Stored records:
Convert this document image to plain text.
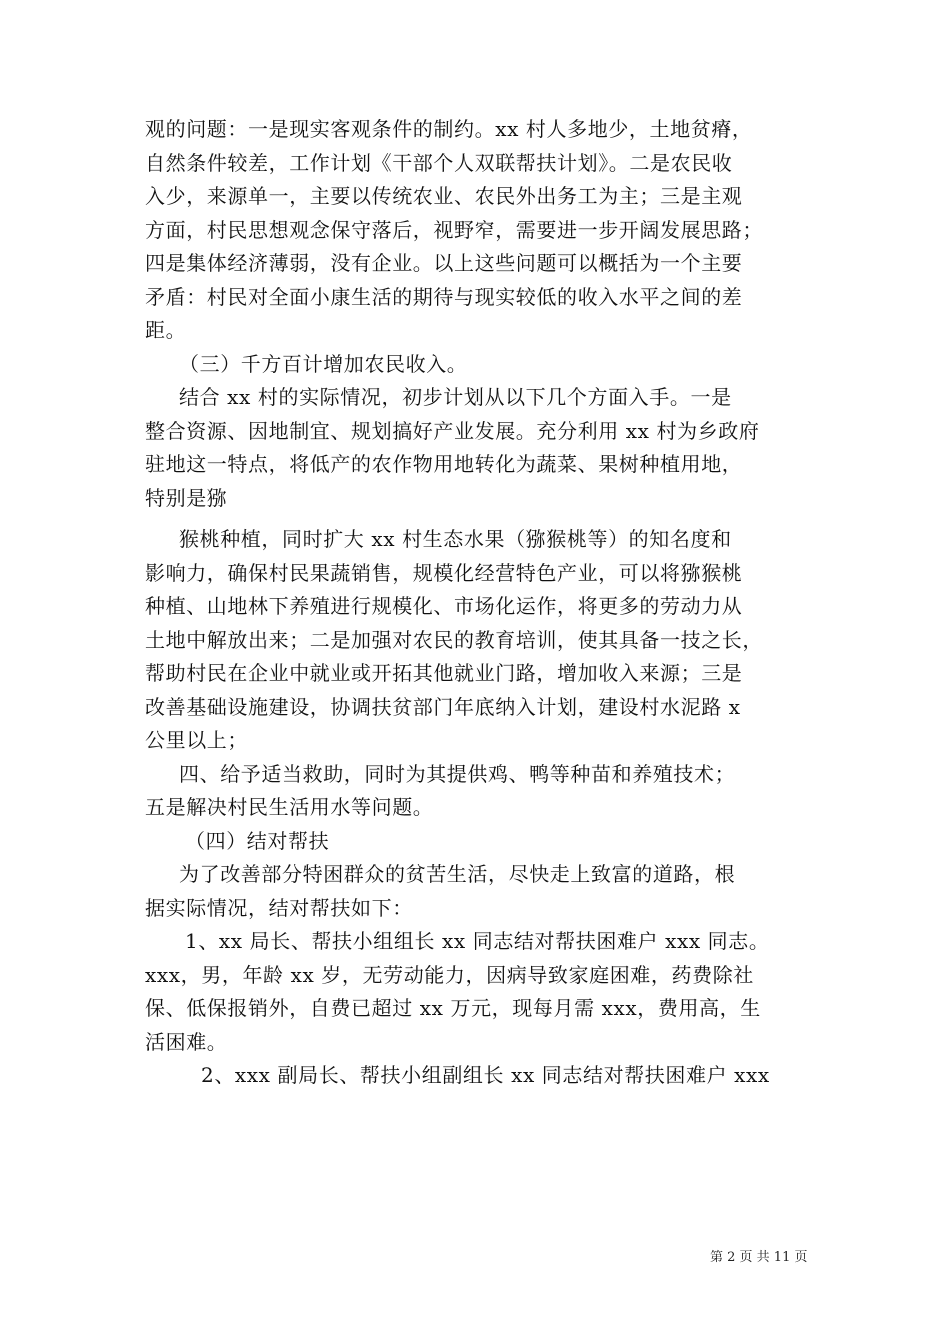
观的问题：一是现实客观条件的制约。xx 村人多地少，土地贫瘠，
自然条件较差，工作计划《干部个人双联帮扶计划》。二是农民收
入少，来源单一，主要以传统农业、农民外出务工为主；三是主观
方面，村民思想观念保守落后，视野窄，需要进一步开阔发展思路；
四是集体经济薄弱，没有企业。以上这些问题可以概括为一个主要
矛盾：村民对全面小康生活的期待与现实较低的收入水平之间的差
距。
（三）千方百计增加农民收入。
结合 xx 村的实际情况，初步计划从以下几个方面入手。一是
整合资源、因地制宜、规划搞好产业发展。充分利用 xx 村为乡政府
驻地这一特点，将低产的农作物用地转化为蔬菜、果树种植用地，
特别是猕
猴桃种植，同时扩大 xx 村生态水果（猕猴桃等）的知名度和
影响力，确保村民果蔬销售，规模化经营特色产业，可以将猕猴桃
种植、山地林下养殖进行规模化、市场化运作，将更多的劳动力从
土地中解放出来；二是加强对农民的教育培训，使其具备一技之长，
帮助村民在企业中就业或开拓其他就业门路，增加收入来源；三是
改善基础设施建设，协调扶贫部门年底纳入计划，建设村水泥路 x
公里以上；
四、给予适当救助，同时为其提供鸡、鸭等种苗和养殖技术；
五是解决村民生活用水等问题。
（四）结对帮扶
为了改善部分特困群众的贫苦生活，尽快走上致富的道路，根
据实际情况，结对帮扶如下：
1、xx 局长、帮扶小组组长 xx 同志结对帮扶困难户 xxx 同志。
xxx，男，年龄 xx 岁，无劳动能力，因病导致家庭困难，药费除社
保、低保报销外，自费已超过 xx 万元，现每月需 xxx，费用高，生
活困难。
2、xxx 副局长、帮扶小组副组长 xx 同志结对帮扶困难户 xxx
第 2 页 共 11 页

Task objective »
Repeat the material above in full and exactly, apart from the pictures.

Exercise solution »
Convert this document image to plain text.
观的问题：一是现实客观条件的制约。xx 村人多地少，土地贫瘠，
自然条件较差，工作计划《干部个人双联帮扶计划》。二是农民收
入少，来源单一，主要以传统农业、农民外出务工为主；三是主观
方面，村民思想观念保守落后，视野窄，需要进一步开阔发展思路；
四是集体经济薄弱，没有企业。以上这些问题可以概括为一个主要
矛盾：村民对全面小康生活的期待与现实较低的收入水平之间的差
距。
（三）千方百计增加农民收入。
结合 xx 村的实际情况，初步计划从以下几个方面入手。一是
整合资源、因地制宜、规划搞好产业发展。充分利用 xx 村为乡政府
驻地这一特点，将低产的农作物用地转化为蔬菜、果树种植用地，
特别是猕
猴桃种植，同时扩大 xx 村生态水果（猕猴桃等）的知名度和
影响力，确保村民果蔬销售，规模化经营特色产业，可以将猕猴桃
种植、山地林下养殖进行规模化、市场化运作，将更多的劳动力从
土地中解放出来；二是加强对农民的教育培训，使其具备一技之长，
帮助村民在企业中就业或开拓其他就业门路，增加收入来源；三是
改善基础设施建设，协调扶贫部门年底纳入计划，建设村水泥路 x
公里以上；
四、给予适当救助，同时为其提供鸡、鸭等种苗和养殖技术；
五是解决村民生活用水等问题。
（四）结对帮扶
为了改善部分特困群众的贫苦生活，尽快走上致富的道路，根
据实际情况，结对帮扶如下：
1、xx 局长、帮扶小组组长 xx 同志结对帮扶困难户 xxx 同志。
xxx，男，年龄 xx 岁，无劳动能力，因病导致家庭困难，药费除社
保、低保报销外，自费已超过 xx 万元，现每月需 xxx，费用高，生
活困难。
2、xxx 副局长、帮扶小组副组长 xx 同志结对帮扶困难户 xxx
第 2 页 共 11 页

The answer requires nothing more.